===== RECORD LIST =====

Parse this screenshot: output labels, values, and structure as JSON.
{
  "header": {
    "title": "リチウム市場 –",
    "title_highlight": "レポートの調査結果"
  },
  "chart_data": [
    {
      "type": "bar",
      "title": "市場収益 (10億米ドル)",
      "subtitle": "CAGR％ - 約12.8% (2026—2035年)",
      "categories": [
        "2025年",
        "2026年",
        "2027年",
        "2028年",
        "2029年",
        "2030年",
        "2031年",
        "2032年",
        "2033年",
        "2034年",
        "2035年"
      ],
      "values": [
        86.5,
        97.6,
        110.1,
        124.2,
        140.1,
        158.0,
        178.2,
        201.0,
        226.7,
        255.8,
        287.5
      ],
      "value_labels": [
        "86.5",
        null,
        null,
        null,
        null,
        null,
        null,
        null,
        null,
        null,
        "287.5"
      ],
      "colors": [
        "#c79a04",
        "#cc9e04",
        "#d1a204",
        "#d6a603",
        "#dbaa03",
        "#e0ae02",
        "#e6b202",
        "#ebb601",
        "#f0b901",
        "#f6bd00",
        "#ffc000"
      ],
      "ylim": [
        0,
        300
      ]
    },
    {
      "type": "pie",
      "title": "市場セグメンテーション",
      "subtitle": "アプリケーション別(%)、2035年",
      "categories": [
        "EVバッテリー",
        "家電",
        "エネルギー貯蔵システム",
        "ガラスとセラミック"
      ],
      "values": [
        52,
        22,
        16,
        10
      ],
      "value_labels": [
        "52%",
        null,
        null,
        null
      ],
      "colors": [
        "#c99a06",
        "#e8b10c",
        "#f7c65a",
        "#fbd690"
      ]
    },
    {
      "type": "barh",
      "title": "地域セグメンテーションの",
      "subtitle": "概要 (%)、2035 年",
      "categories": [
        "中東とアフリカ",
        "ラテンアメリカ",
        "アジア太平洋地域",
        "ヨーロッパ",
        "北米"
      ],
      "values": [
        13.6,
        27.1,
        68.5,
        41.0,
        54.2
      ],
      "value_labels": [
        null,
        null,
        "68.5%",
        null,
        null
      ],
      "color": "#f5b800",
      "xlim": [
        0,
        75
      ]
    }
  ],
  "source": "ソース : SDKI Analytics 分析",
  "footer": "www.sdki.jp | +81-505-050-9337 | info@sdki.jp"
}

=====

* EXERCISE GOAL *
Review the material and copy each line in which the word "subtitle" appears.

* REPLY *
      "subtitle": "CAGR％ - 約12.8% (2026—2035年)",
      "subtitle": "アプリケーション別(%)、2035年",
      "subtitle": "概要 (%)、2035 年",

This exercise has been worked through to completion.